(Dataset records on visual material)

[Begin]

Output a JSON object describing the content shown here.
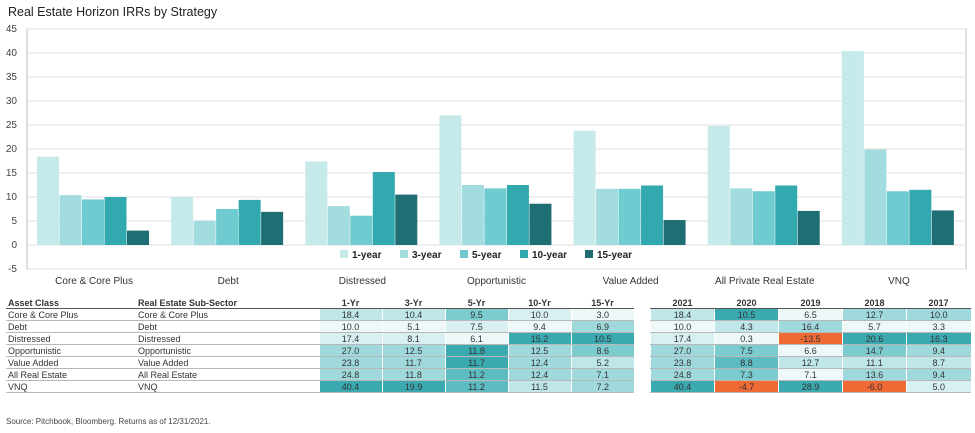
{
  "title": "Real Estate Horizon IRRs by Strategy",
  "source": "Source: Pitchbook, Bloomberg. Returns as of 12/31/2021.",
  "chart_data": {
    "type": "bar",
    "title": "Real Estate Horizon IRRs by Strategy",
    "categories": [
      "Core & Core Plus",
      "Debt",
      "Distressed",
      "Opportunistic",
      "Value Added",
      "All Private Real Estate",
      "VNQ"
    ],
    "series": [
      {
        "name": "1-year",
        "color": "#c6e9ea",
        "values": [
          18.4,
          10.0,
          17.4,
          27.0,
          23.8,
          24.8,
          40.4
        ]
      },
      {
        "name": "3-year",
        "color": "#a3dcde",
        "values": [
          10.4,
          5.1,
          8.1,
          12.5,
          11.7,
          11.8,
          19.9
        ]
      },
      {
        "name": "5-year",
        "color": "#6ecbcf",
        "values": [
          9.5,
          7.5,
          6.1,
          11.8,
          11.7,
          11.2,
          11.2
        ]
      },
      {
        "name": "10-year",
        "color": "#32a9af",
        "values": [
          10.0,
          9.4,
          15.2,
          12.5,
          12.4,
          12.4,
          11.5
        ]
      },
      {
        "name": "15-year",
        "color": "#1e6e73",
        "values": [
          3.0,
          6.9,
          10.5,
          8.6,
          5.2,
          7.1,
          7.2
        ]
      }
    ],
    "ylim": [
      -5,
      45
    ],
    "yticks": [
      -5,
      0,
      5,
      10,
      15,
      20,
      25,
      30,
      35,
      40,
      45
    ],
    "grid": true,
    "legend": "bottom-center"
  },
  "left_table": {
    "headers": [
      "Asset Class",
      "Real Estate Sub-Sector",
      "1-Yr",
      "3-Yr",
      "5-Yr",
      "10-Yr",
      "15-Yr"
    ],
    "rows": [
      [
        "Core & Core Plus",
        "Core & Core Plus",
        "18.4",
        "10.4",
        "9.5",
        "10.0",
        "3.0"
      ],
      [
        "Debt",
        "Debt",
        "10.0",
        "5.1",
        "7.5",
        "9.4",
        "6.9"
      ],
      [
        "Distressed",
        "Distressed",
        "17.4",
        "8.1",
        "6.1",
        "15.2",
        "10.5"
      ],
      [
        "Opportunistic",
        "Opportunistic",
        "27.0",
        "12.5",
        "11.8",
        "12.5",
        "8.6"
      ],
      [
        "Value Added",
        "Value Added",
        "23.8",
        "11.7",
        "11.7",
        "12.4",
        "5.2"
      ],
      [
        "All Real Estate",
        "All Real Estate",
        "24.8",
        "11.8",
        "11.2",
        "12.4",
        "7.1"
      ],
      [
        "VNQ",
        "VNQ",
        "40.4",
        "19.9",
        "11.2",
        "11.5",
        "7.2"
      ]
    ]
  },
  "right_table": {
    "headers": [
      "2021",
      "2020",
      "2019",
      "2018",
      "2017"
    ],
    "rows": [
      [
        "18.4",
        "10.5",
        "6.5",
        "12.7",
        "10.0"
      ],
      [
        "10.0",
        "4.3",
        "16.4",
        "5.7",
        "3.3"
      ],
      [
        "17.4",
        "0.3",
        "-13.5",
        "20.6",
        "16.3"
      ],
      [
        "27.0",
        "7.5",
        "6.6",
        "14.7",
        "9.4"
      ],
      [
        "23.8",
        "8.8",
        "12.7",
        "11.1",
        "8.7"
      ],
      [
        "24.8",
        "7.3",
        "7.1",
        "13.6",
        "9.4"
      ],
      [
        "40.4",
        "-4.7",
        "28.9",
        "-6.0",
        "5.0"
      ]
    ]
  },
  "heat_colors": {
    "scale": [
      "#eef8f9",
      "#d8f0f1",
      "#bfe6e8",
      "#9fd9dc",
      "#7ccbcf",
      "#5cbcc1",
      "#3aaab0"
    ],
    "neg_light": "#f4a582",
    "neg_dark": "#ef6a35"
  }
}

[End]

=== Given exercise ===
Leave the pictures out, and transcribe each of the records exactly.

=== Task answer ===
Output a JSON object describing the content shown here.
{
  "title": "Real Estate Horizon IRRs by Strategy",
  "source": "Source: Pitchbook, Bloomberg. Returns as of 12/31/2021.",
  "chart_data": {
    "type": "bar",
    "title": "Real Estate Horizon IRRs by Strategy",
    "categories": [
      "Core & Core Plus",
      "Debt",
      "Distressed",
      "Opportunistic",
      "Value Added",
      "All Private Real Estate",
      "VNQ"
    ],
    "series": [
      {
        "name": "1-year",
        "color": "#c6e9ea",
        "values": [
          18.4,
          10.0,
          17.4,
          27.0,
          23.8,
          24.8,
          40.4
        ]
      },
      {
        "name": "3-year",
        "color": "#a3dcde",
        "values": [
          10.4,
          5.1,
          8.1,
          12.5,
          11.7,
          11.8,
          19.9
        ]
      },
      {
        "name": "5-year",
        "color": "#6ecbcf",
        "values": [
          9.5,
          7.5,
          6.1,
          11.8,
          11.7,
          11.2,
          11.2
        ]
      },
      {
        "name": "10-year",
        "color": "#32a9af",
        "values": [
          10.0,
          9.4,
          15.2,
          12.5,
          12.4,
          12.4,
          11.5
        ]
      },
      {
        "name": "15-year",
        "color": "#1e6e73",
        "values": [
          3.0,
          6.9,
          10.5,
          8.6,
          5.2,
          7.1,
          7.2
        ]
      }
    ],
    "ylim": [
      -5,
      45
    ],
    "yticks": [
      -5,
      0,
      5,
      10,
      15,
      20,
      25,
      30,
      35,
      40,
      45
    ],
    "grid": true,
    "legend": "bottom-center"
  },
  "left_table": {
    "headers": [
      "Asset Class",
      "Real Estate Sub-Sector",
      "1-Yr",
      "3-Yr",
      "5-Yr",
      "10-Yr",
      "15-Yr"
    ],
    "rows": [
      [
        "Core & Core Plus",
        "Core & Core Plus",
        "18.4",
        "10.4",
        "9.5",
        "10.0",
        "3.0"
      ],
      [
        "Debt",
        "Debt",
        "10.0",
        "5.1",
        "7.5",
        "9.4",
        "6.9"
      ],
      [
        "Distressed",
        "Distressed",
        "17.4",
        "8.1",
        "6.1",
        "15.2",
        "10.5"
      ],
      [
        "Opportunistic",
        "Opportunistic",
        "27.0",
        "12.5",
        "11.8",
        "12.5",
        "8.6"
      ],
      [
        "Value Added",
        "Value Added",
        "23.8",
        "11.7",
        "11.7",
        "12.4",
        "5.2"
      ],
      [
        "All Real Estate",
        "All Real Estate",
        "24.8",
        "11.8",
        "11.2",
        "12.4",
        "7.1"
      ],
      [
        "VNQ",
        "VNQ",
        "40.4",
        "19.9",
        "11.2",
        "11.5",
        "7.2"
      ]
    ]
  },
  "right_table": {
    "headers": [
      "2021",
      "2020",
      "2019",
      "2018",
      "2017"
    ],
    "rows": [
      [
        "18.4",
        "10.5",
        "6.5",
        "12.7",
        "10.0"
      ],
      [
        "10.0",
        "4.3",
        "16.4",
        "5.7",
        "3.3"
      ],
      [
        "17.4",
        "0.3",
        "-13.5",
        "20.6",
        "16.3"
      ],
      [
        "27.0",
        "7.5",
        "6.6",
        "14.7",
        "9.4"
      ],
      [
        "23.8",
        "8.8",
        "12.7",
        "11.1",
        "8.7"
      ],
      [
        "24.8",
        "7.3",
        "7.1",
        "13.6",
        "9.4"
      ],
      [
        "40.4",
        "-4.7",
        "28.9",
        "-6.0",
        "5.0"
      ]
    ]
  },
  "heat_colors": {
    "scale": [
      "#eef8f9",
      "#d8f0f1",
      "#bfe6e8",
      "#9fd9dc",
      "#7ccbcf",
      "#5cbcc1",
      "#3aaab0"
    ],
    "neg_light": "#f4a582",
    "neg_dark": "#ef6a35"
  }
}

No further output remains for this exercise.